EXERCISE GOAL
Show every line of the data that contains the string "following".

BEGIN DATA EXTRACTS

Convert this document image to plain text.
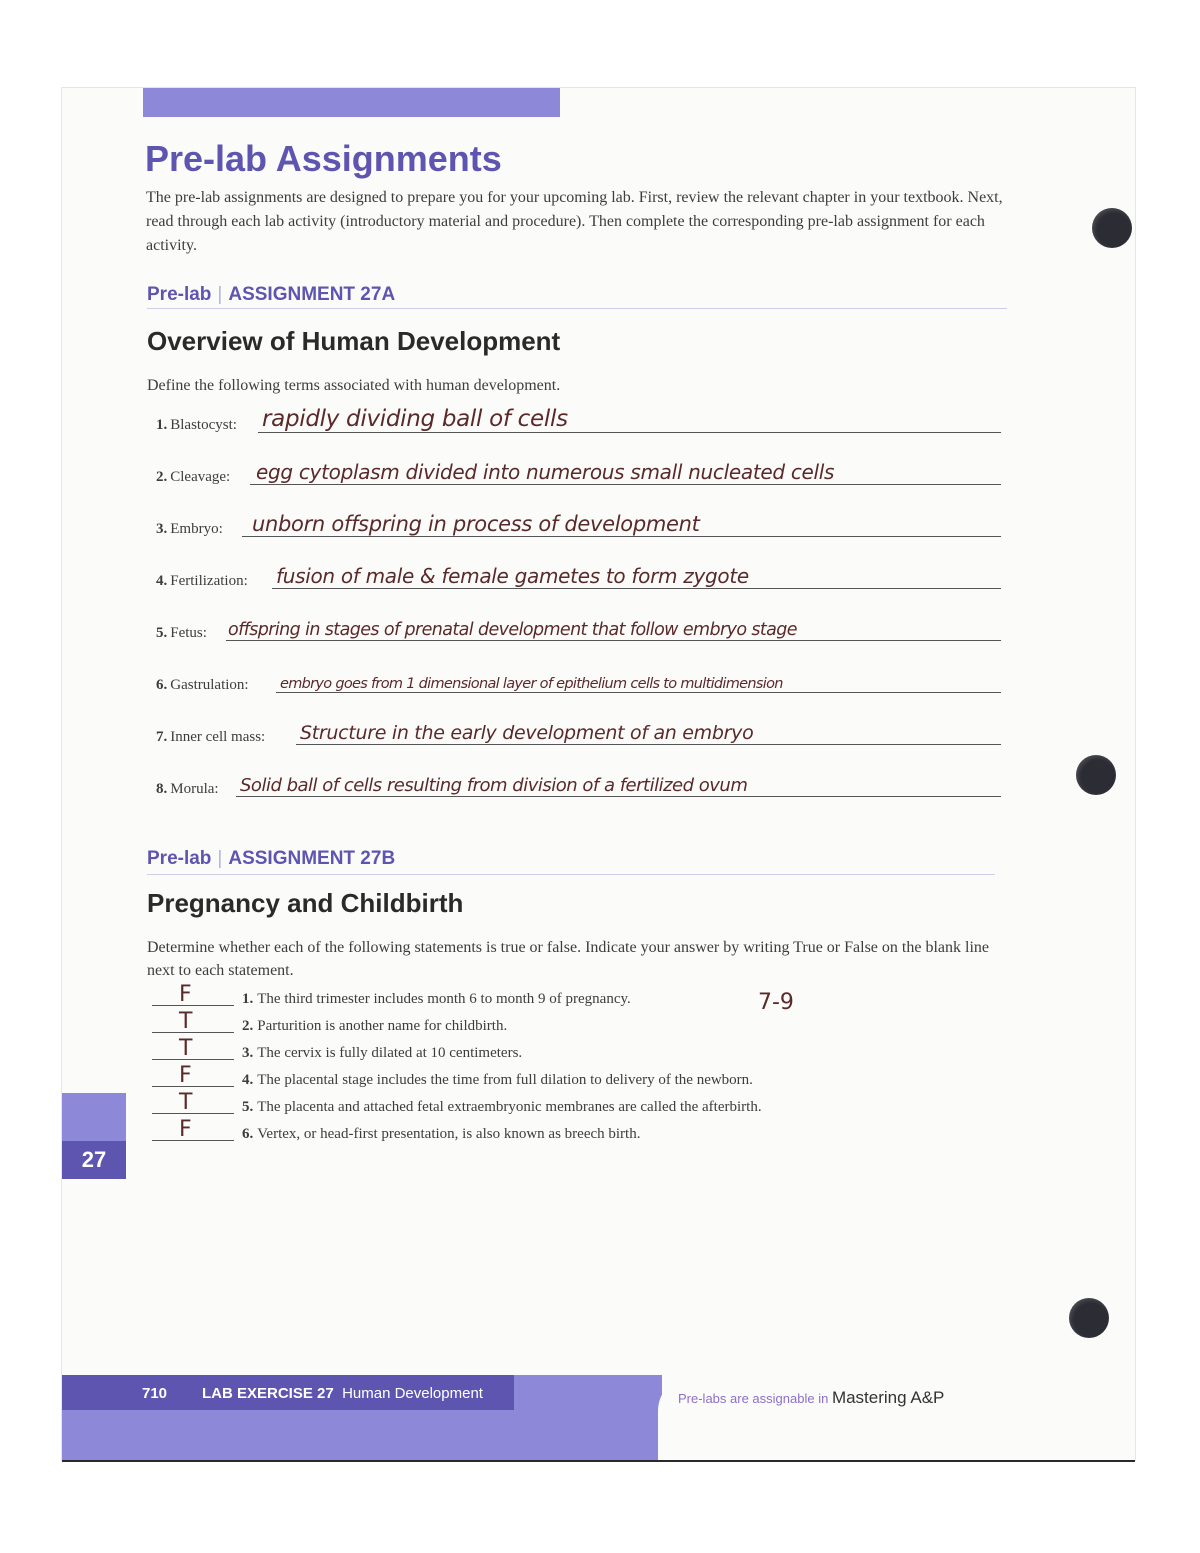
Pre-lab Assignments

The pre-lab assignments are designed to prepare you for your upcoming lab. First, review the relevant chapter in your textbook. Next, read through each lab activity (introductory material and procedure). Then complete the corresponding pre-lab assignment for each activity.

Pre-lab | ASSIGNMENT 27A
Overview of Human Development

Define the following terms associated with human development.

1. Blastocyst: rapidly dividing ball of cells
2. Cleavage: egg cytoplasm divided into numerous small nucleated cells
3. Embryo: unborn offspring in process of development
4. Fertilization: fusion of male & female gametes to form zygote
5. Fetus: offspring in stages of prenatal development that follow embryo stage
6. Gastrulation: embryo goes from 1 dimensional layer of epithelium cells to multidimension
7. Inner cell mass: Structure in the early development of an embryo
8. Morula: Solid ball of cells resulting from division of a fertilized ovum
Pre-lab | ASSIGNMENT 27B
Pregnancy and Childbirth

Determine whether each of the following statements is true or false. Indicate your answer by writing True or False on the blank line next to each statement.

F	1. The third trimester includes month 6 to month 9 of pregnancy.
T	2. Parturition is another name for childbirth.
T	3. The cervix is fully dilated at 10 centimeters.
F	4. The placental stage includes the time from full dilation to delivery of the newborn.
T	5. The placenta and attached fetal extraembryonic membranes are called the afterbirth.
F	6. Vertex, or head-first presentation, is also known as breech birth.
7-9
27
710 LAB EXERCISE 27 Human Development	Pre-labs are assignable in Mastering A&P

END DATA EXTRACTS

COMPLETED EXERCISE
Define the following terms associated with human development.
Determine whether each of the following statements is true or false. Indicate your answer by writing True or False on the blank line next to each statement.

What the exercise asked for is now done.